## begin
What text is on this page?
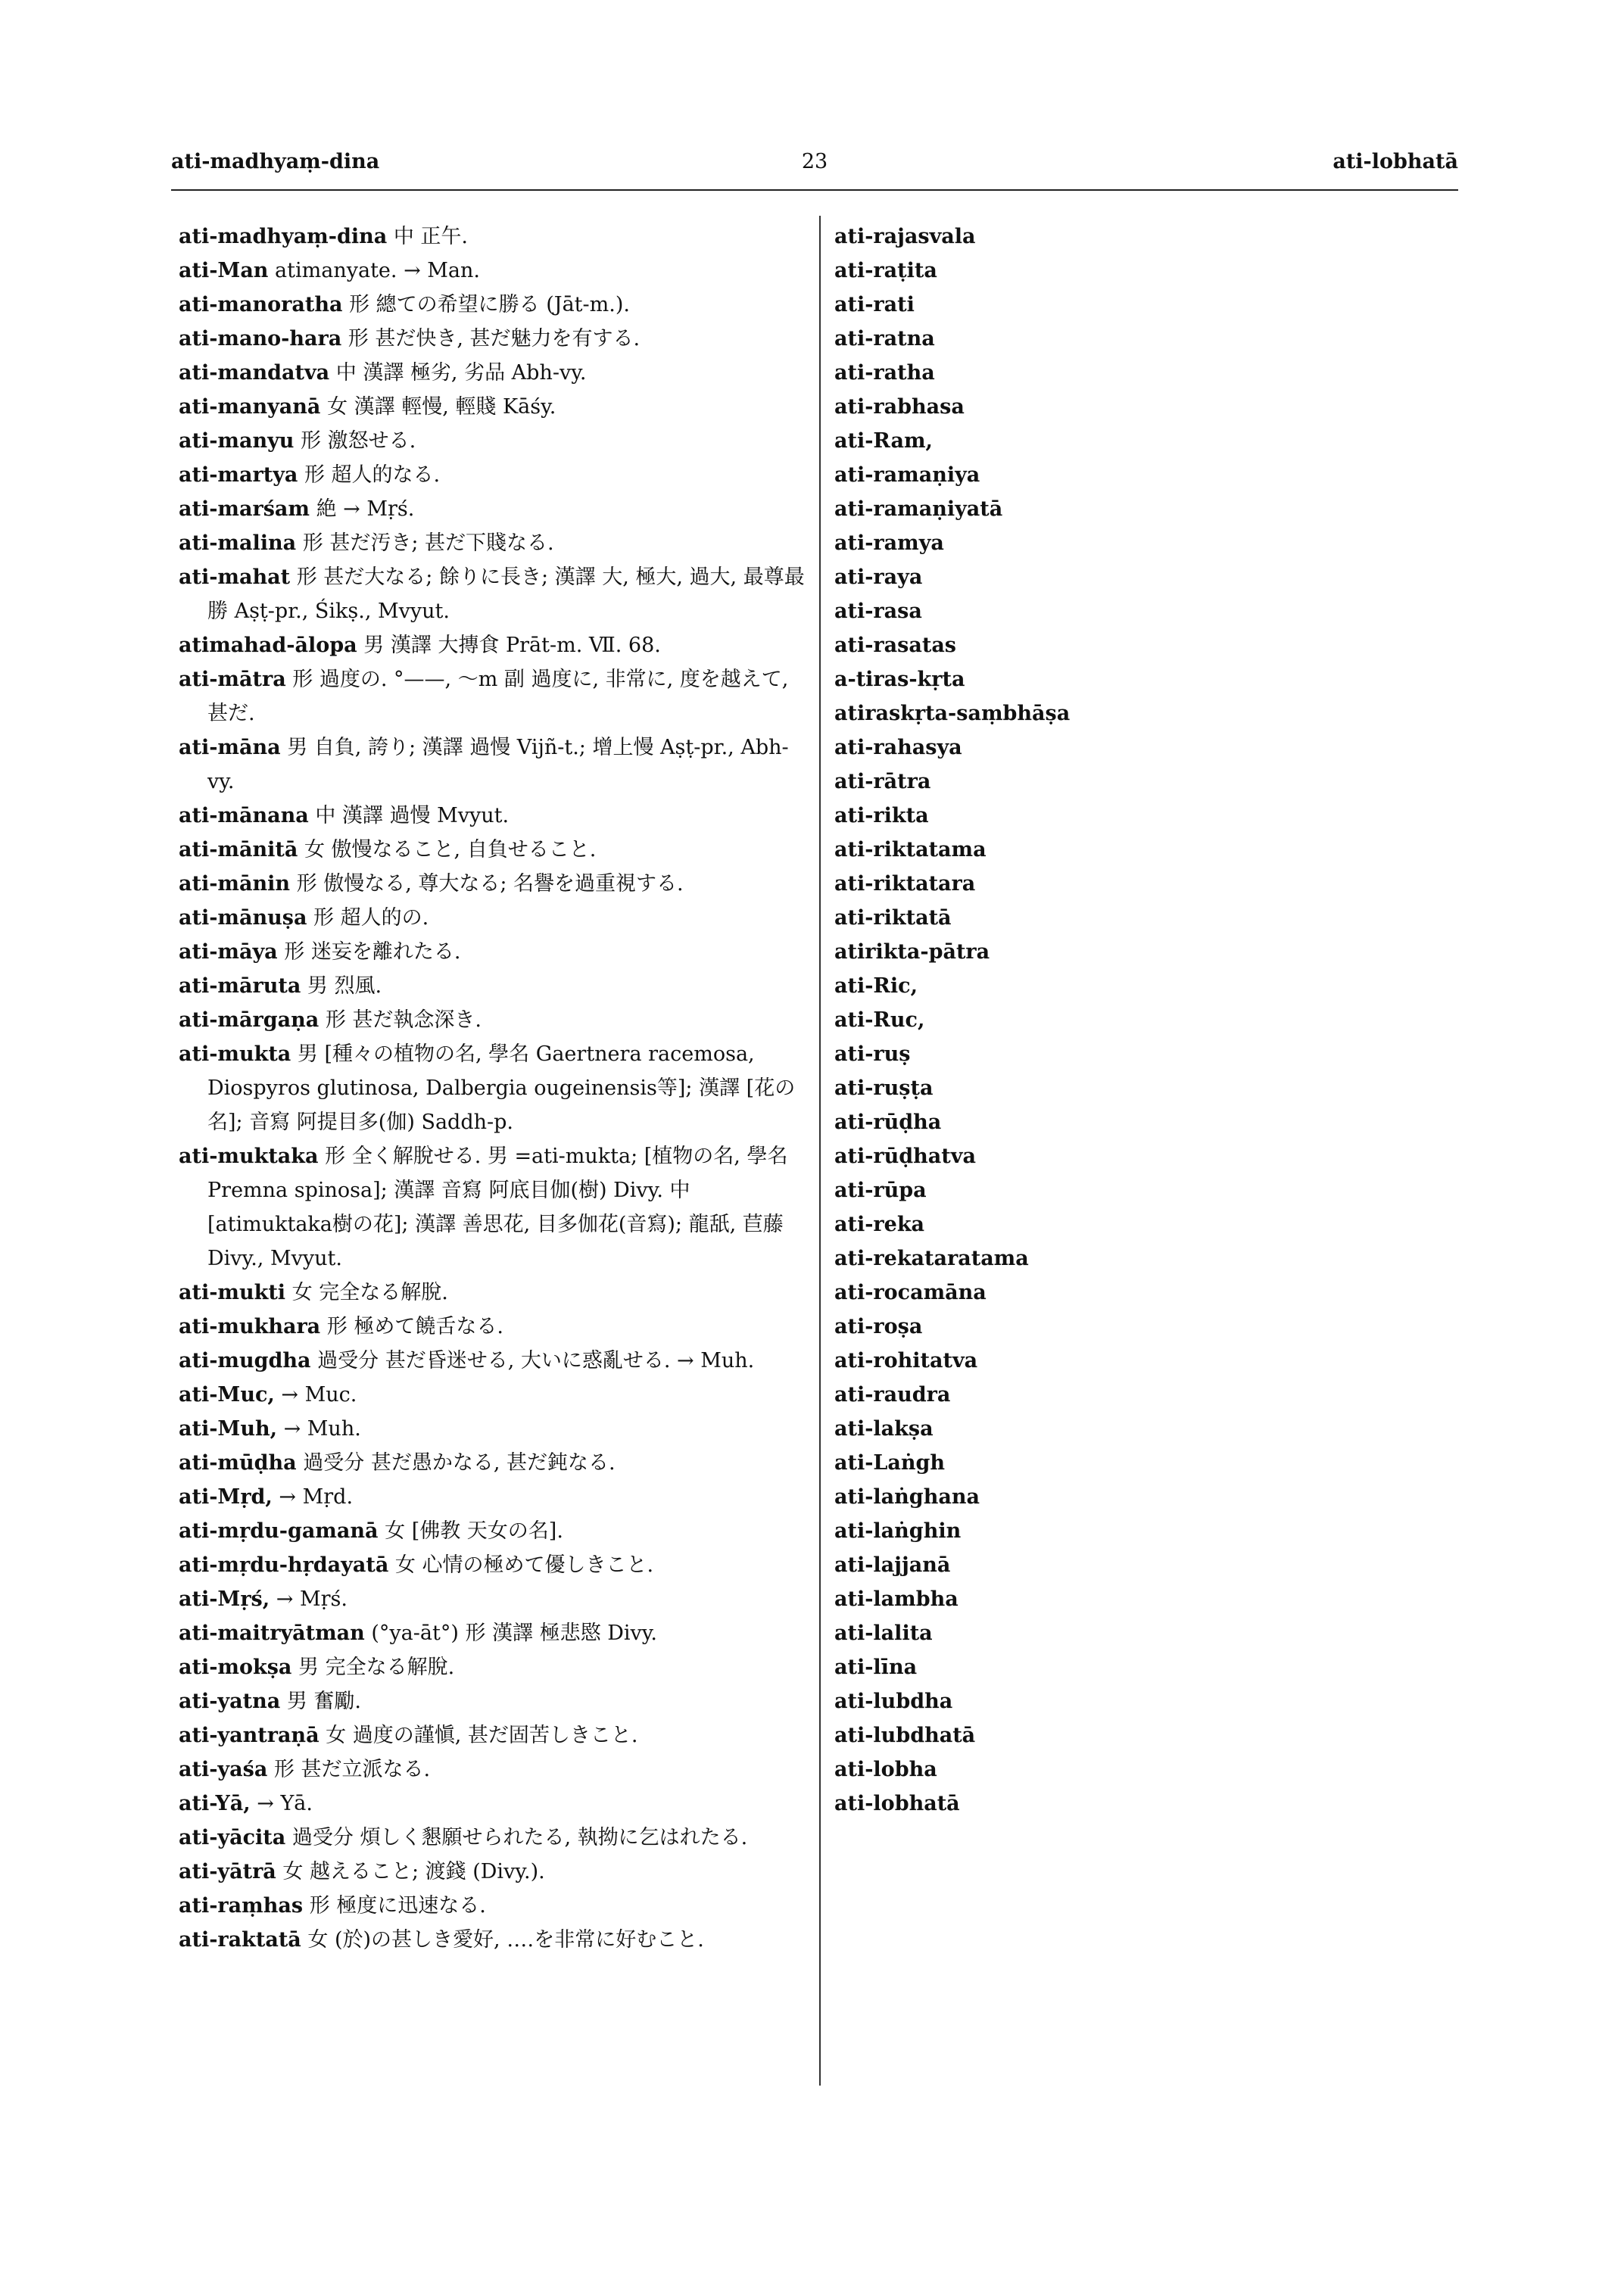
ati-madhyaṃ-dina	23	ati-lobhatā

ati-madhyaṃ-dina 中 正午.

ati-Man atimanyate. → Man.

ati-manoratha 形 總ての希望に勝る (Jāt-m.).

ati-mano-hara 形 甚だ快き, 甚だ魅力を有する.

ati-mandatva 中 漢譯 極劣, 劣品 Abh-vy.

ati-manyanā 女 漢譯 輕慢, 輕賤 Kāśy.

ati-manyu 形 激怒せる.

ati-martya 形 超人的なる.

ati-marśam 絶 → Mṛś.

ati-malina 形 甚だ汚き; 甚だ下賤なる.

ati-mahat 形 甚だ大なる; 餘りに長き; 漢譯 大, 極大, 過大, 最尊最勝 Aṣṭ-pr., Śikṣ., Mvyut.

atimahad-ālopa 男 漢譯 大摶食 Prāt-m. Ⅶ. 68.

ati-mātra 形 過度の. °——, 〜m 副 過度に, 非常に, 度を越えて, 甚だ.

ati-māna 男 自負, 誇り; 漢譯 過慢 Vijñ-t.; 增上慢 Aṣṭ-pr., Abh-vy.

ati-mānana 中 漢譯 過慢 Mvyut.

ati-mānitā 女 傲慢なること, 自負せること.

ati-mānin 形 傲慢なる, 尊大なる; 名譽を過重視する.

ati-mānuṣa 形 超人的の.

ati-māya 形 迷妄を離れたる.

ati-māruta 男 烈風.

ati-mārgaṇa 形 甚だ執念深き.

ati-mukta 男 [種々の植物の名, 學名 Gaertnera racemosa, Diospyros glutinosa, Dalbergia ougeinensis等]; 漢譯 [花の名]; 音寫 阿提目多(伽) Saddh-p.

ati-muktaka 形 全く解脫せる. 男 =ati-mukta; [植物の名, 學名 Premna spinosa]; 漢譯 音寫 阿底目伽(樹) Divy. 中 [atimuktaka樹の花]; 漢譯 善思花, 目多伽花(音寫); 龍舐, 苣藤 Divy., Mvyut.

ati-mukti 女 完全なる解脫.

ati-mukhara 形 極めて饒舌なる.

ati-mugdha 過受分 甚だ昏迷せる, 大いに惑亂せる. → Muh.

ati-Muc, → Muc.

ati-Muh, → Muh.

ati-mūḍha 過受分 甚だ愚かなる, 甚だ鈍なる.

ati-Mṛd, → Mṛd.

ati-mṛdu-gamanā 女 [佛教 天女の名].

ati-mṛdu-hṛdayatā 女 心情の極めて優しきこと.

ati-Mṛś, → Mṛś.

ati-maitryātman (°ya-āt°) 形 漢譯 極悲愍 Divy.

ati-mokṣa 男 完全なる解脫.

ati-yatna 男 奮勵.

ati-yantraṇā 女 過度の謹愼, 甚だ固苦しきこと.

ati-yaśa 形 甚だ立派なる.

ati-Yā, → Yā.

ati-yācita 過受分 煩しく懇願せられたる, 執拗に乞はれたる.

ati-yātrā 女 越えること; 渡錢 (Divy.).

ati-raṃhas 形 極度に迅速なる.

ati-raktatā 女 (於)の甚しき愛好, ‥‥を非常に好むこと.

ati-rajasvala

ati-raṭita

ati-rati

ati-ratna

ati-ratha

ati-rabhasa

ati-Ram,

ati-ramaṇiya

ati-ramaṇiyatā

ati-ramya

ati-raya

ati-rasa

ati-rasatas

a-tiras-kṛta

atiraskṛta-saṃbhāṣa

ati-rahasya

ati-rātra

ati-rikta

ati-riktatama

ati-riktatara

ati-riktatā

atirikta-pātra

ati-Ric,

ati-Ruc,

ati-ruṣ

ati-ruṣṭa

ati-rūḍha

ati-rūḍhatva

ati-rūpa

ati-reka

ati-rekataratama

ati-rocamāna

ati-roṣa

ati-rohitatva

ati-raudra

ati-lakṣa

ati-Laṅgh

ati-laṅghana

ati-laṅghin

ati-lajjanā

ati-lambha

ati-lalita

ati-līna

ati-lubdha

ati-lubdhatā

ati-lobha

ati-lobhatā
## end
## begin
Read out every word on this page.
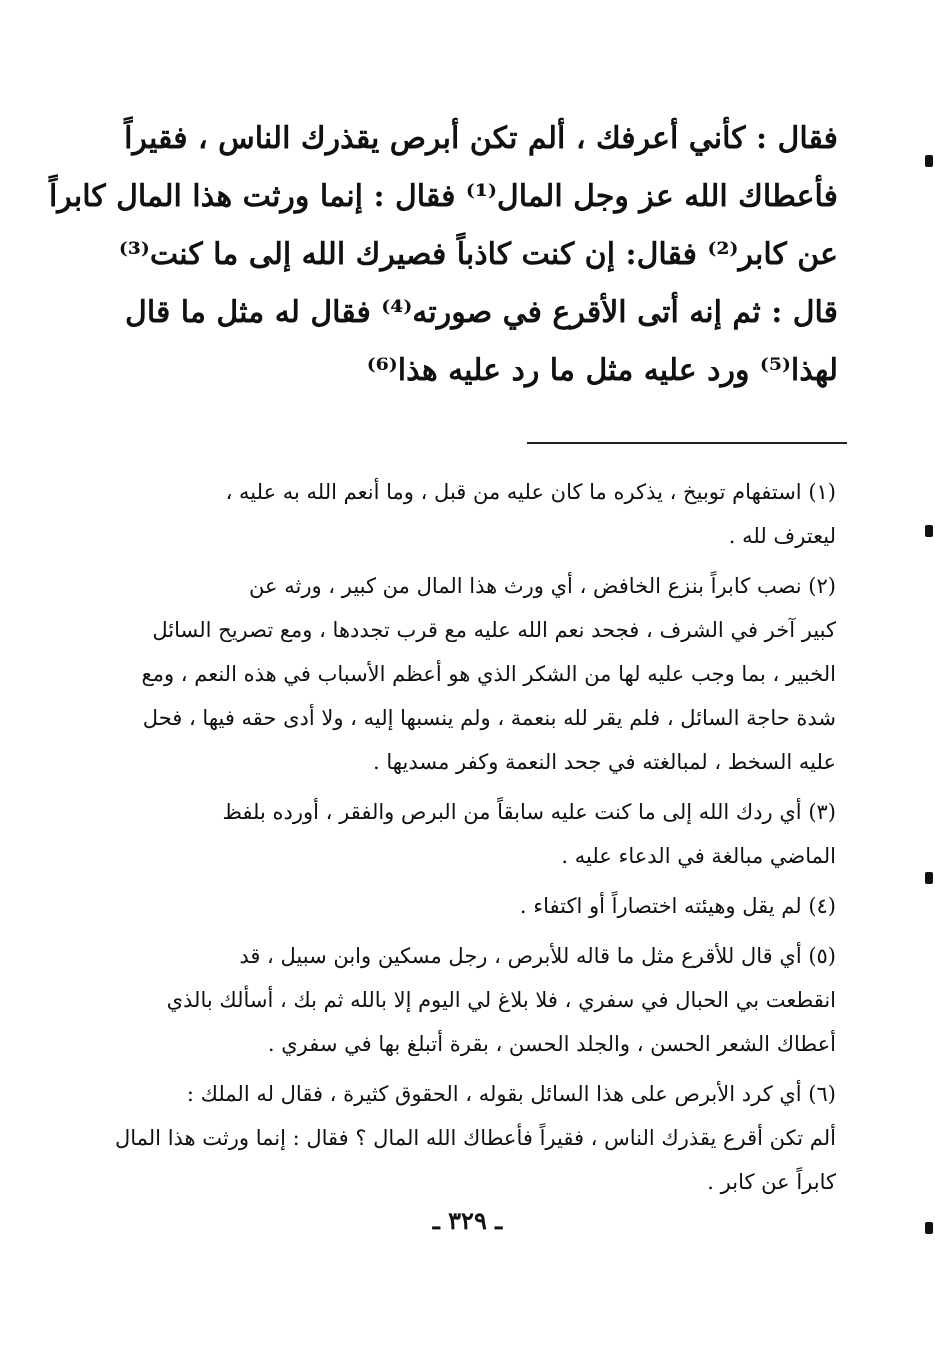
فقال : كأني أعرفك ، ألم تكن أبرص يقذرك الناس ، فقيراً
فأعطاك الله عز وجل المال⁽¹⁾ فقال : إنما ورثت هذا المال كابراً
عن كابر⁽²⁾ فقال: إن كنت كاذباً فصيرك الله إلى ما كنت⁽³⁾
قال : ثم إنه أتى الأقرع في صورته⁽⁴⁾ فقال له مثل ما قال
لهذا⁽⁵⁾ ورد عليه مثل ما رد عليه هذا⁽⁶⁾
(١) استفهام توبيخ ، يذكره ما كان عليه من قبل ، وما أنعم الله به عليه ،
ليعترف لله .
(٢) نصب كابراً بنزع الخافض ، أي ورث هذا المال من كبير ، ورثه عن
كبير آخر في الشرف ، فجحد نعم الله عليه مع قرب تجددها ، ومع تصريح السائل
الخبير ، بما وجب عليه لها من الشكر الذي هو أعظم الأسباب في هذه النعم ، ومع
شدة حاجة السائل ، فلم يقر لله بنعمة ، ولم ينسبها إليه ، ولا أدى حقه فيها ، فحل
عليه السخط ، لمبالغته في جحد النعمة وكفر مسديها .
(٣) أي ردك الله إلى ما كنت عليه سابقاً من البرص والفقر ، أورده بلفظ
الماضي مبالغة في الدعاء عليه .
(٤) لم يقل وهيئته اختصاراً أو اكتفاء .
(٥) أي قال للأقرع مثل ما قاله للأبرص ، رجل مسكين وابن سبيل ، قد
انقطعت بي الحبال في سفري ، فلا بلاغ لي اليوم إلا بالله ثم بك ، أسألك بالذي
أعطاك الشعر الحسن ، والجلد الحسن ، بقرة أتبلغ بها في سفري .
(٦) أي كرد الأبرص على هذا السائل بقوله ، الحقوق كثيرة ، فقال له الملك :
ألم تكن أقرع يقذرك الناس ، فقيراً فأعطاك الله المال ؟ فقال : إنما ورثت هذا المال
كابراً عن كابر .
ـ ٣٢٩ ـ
## end
## begin
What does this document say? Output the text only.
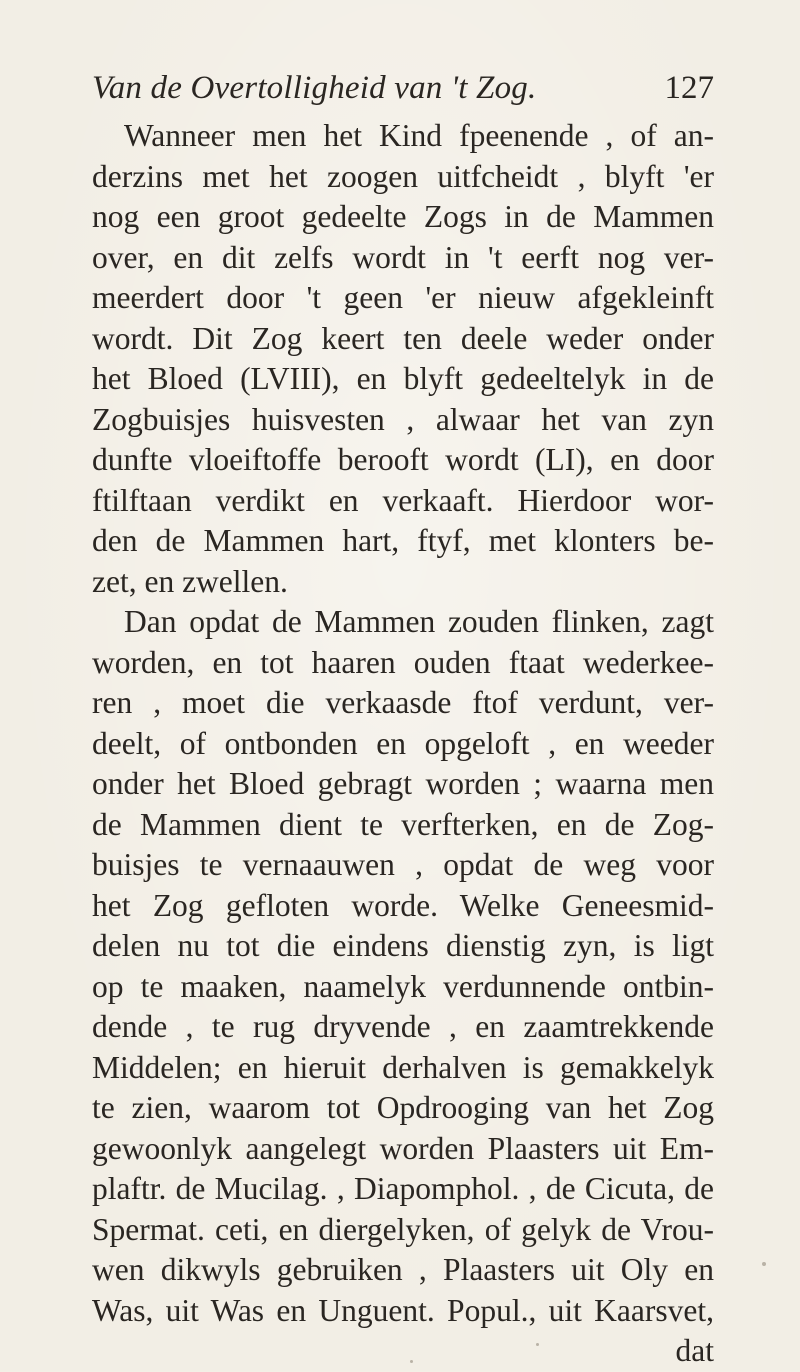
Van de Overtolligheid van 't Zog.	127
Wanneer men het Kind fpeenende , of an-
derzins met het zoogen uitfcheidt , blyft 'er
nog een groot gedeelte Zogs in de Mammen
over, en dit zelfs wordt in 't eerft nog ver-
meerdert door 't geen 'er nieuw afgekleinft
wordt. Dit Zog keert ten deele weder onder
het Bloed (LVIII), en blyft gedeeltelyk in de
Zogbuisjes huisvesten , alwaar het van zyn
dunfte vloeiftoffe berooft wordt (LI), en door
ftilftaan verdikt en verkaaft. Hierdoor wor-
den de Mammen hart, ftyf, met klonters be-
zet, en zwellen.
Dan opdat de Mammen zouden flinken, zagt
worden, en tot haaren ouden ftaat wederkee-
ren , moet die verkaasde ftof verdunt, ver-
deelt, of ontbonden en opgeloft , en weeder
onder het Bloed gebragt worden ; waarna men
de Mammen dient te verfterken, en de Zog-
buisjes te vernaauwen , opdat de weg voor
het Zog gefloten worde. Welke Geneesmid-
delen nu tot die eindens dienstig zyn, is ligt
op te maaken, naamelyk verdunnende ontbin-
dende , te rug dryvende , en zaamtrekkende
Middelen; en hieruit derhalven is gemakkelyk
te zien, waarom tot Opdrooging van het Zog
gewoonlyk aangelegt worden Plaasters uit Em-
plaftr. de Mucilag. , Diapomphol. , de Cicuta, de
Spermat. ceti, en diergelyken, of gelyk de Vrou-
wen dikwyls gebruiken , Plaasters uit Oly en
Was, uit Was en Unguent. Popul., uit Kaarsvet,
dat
## end
*WHAT THIS TASK INVOLVES:* Lines containing the string "فأعطاك" are to be selected and copied.

*FINAL RESULT:*
فأعطاك الله عز وجل المال⁽¹⁾ فقال : إنما ورثت هذا المال كابراً
ألم تكن أقرع يقذرك الناس ، فقيراً فأعطاك الله المال ؟ فقال : إنما ورثت هذا المال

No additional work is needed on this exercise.